• [AVAILABLE RECORDS]

- - -

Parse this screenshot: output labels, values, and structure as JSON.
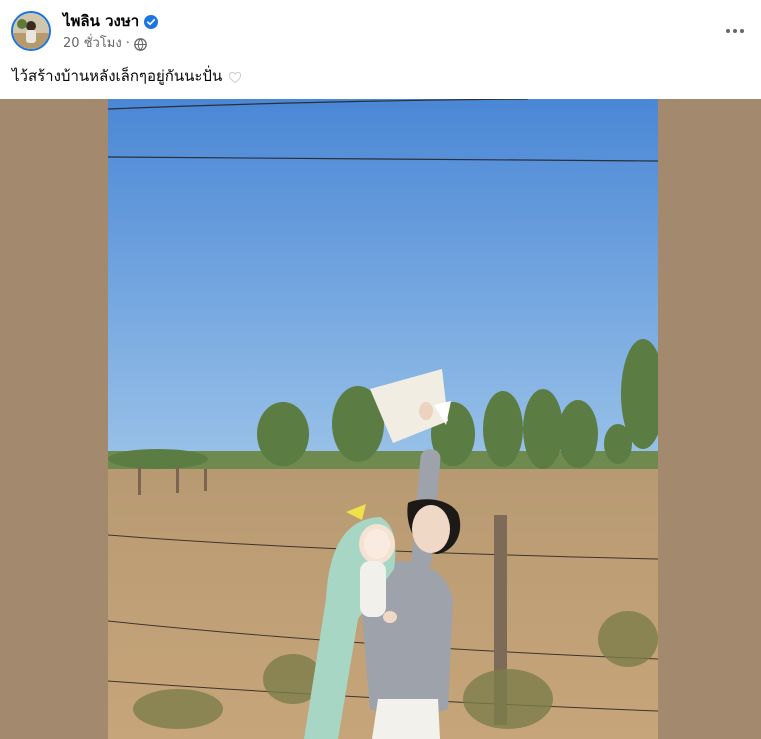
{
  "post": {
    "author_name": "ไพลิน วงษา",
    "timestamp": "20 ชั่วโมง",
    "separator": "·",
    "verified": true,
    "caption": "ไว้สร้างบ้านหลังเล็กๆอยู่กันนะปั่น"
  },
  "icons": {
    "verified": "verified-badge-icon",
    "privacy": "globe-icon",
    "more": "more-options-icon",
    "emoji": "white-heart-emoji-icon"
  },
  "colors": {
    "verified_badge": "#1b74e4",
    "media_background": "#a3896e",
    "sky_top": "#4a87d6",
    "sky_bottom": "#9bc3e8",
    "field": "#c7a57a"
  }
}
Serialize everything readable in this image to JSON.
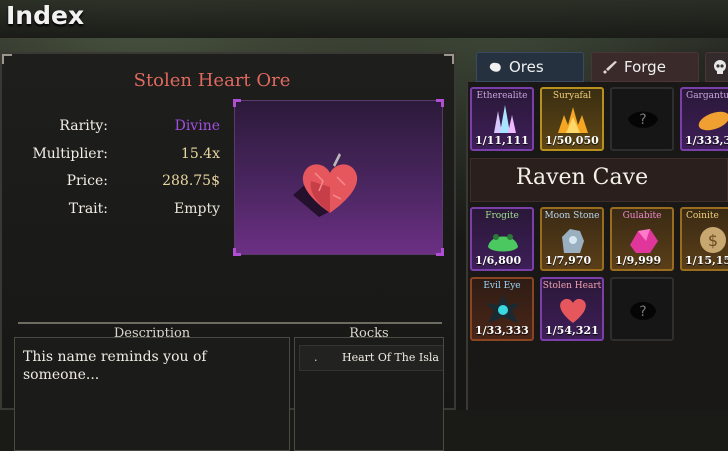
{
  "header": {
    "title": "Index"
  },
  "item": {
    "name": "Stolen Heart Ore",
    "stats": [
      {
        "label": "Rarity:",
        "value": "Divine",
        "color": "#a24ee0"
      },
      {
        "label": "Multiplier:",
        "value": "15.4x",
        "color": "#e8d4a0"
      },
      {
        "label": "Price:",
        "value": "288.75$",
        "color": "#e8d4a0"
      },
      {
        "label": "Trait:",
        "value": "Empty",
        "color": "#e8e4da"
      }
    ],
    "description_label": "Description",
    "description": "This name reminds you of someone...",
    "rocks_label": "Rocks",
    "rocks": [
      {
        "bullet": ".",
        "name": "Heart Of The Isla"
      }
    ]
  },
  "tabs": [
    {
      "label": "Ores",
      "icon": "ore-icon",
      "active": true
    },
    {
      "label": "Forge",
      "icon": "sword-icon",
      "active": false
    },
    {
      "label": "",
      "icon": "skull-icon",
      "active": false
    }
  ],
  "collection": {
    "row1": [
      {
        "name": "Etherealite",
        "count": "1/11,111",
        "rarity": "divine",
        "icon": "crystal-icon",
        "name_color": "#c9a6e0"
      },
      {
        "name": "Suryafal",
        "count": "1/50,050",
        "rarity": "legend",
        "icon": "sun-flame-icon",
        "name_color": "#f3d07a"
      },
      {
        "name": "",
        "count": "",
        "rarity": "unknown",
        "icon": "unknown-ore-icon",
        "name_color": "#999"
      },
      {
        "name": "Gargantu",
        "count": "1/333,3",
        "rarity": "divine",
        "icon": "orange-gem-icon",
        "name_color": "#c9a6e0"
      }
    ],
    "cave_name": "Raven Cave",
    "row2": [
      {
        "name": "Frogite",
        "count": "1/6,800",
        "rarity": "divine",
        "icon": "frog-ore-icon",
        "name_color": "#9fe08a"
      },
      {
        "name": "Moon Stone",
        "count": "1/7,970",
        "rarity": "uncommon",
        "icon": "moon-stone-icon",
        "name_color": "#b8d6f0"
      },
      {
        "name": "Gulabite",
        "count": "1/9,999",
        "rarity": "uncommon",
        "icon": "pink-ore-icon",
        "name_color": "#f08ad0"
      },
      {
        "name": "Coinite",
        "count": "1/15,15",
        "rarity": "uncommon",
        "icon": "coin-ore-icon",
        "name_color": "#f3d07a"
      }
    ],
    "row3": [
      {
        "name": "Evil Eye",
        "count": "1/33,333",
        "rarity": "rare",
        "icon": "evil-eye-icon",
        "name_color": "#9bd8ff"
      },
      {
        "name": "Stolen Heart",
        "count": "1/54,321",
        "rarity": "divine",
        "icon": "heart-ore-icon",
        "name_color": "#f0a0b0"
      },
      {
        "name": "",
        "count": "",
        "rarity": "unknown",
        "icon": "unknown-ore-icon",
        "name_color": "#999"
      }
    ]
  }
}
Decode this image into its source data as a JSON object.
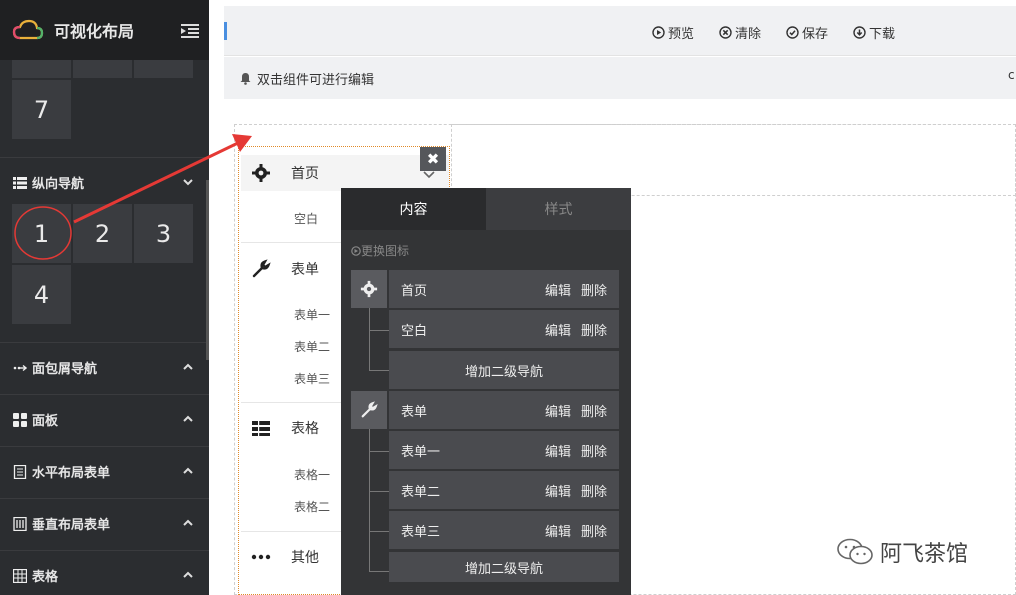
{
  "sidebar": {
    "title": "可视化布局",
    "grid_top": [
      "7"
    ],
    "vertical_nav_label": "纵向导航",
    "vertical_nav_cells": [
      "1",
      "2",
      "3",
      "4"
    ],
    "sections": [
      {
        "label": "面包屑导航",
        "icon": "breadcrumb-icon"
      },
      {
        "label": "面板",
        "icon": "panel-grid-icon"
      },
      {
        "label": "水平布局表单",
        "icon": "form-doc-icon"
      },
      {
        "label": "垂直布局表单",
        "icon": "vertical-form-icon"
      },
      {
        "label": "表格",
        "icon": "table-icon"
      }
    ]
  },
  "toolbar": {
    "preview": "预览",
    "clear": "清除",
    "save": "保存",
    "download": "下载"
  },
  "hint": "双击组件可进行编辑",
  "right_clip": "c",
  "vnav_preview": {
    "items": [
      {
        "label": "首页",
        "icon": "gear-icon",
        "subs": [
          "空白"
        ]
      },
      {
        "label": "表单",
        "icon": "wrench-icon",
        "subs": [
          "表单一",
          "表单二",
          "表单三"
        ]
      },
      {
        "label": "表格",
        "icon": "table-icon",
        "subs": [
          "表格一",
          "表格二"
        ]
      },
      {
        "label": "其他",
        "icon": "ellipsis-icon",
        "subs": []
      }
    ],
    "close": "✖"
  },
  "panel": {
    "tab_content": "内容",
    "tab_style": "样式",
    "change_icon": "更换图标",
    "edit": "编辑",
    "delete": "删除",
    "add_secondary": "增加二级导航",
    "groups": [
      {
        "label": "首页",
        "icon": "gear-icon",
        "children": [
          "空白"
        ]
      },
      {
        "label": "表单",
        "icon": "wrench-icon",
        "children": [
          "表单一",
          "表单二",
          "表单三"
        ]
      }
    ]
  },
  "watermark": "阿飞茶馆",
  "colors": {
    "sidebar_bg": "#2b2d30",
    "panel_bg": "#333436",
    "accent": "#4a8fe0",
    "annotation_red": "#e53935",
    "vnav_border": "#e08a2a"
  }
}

- - -

• [WHAT TO DO]
Leaving out every picture, extract verbatim the lines from the one containing "Decode this image" through the last line of the listing, inclusive.

• [COMPLETE RESPONSE]
Decode this image into its source data as a JSON object.
{
  "sidebar": {
    "title": "可视化布局",
    "grid_top": [
      "7"
    ],
    "vertical_nav_label": "纵向导航",
    "vertical_nav_cells": [
      "1",
      "2",
      "3",
      "4"
    ],
    "sections": [
      {
        "label": "面包屑导航",
        "icon": "breadcrumb-icon"
      },
      {
        "label": "面板",
        "icon": "panel-grid-icon"
      },
      {
        "label": "水平布局表单",
        "icon": "form-doc-icon"
      },
      {
        "label": "垂直布局表单",
        "icon": "vertical-form-icon"
      },
      {
        "label": "表格",
        "icon": "table-icon"
      }
    ]
  },
  "toolbar": {
    "preview": "预览",
    "clear": "清除",
    "save": "保存",
    "download": "下载"
  },
  "hint": "双击组件可进行编辑",
  "right_clip": "c",
  "vnav_preview": {
    "items": [
      {
        "label": "首页",
        "icon": "gear-icon",
        "subs": [
          "空白"
        ]
      },
      {
        "label": "表单",
        "icon": "wrench-icon",
        "subs": [
          "表单一",
          "表单二",
          "表单三"
        ]
      },
      {
        "label": "表格",
        "icon": "table-icon",
        "subs": [
          "表格一",
          "表格二"
        ]
      },
      {
        "label": "其他",
        "icon": "ellipsis-icon",
        "subs": []
      }
    ],
    "close": "✖"
  },
  "panel": {
    "tab_content": "内容",
    "tab_style": "样式",
    "change_icon": "更换图标",
    "edit": "编辑",
    "delete": "删除",
    "add_secondary": "增加二级导航",
    "groups": [
      {
        "label": "首页",
        "icon": "gear-icon",
        "children": [
          "空白"
        ]
      },
      {
        "label": "表单",
        "icon": "wrench-icon",
        "children": [
          "表单一",
          "表单二",
          "表单三"
        ]
      }
    ]
  },
  "watermark": "阿飞茶馆",
  "colors": {
    "sidebar_bg": "#2b2d30",
    "panel_bg": "#333436",
    "accent": "#4a8fe0",
    "annotation_red": "#e53935",
    "vnav_border": "#e08a2a"
  }
}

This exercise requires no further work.